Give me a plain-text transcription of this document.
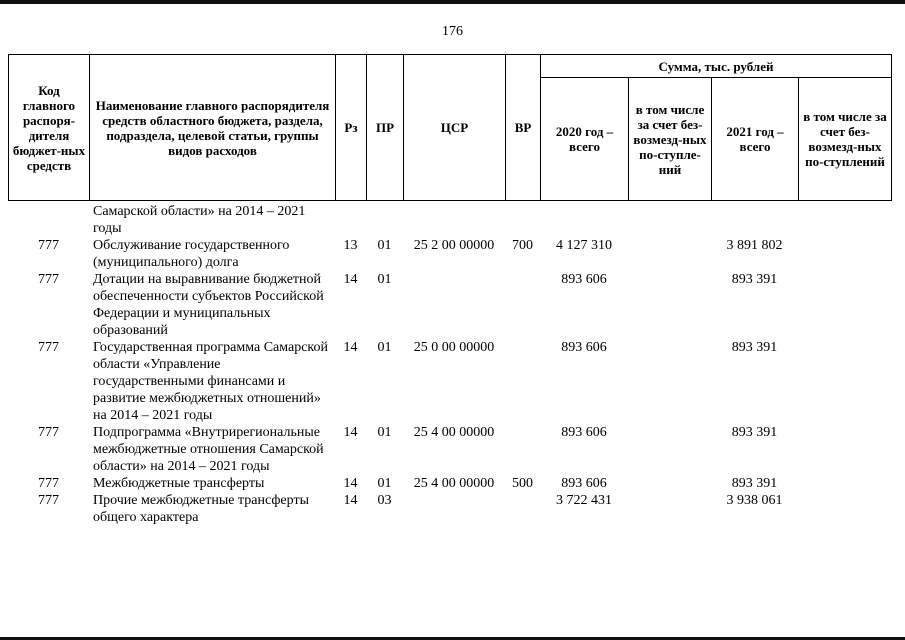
176
Код главного распоря-дителя бюджет-ных средств	Наименование главного распорядителя средств областного бюджета, раздела, подраздела, целевой статьи, группы видов расходов	Рз	ПР	ЦСР	ВР	Сумма, тыс. рублей			
						2020 год – всего	в том числе за счет без-возмезд-ных по-ступле-ний	2021 год – всего	в том числе за счет без-возмезд-ных по-ступлений
	Самарской области» на 2014 – 2021 годы								
777	Обслуживание государственного (муниципального) долга	13	01	25 2 00 00000	700	4 127 310		3 891 802	
777	Дотации на выравнивание бюджетной обеспеченности субъектов Российской Федерации и муниципальных образований	14	01			893 606		893 391	
777	Государственная программа Самарской области «Управление государственными финансами и развитие межбюджетных отношений» на 2014 – 2021 годы	14	01	25 0 00 00000		893 606		893 391	
777	Подпрограмма «Внутрирегиональные межбюджетные отношения Самарской области» на 2014 – 2021 годы	14	01	25 4 00 00000		893 606		893 391	
777	Межбюджетные трансферты	14	01	25 4 00 00000	500	893 606		893 391	
777	Прочие межбюджетные трансферты общего характера	14	03			3 722 431		3 938 061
--------------------------------
TASK DETAILS
Identify every line above with the string "годы" in it. Copy those lines.

SOLUTION FOR THIS EXERCISE
	Самарской области» на 2014 – 2021 годы								
777	Государственная программа Самарской области «Управление государственными финансами и развитие межбюджетных отношений» на 2014 – 2021 годы	14	01	25 0 00 00000		893 606		893 391	
777	Подпрограмма «Внутрирегиональные межбюджетные отношения Самарской области» на 2014 – 2021 годы	14	01	25 4 00 00000		893 606		893 391	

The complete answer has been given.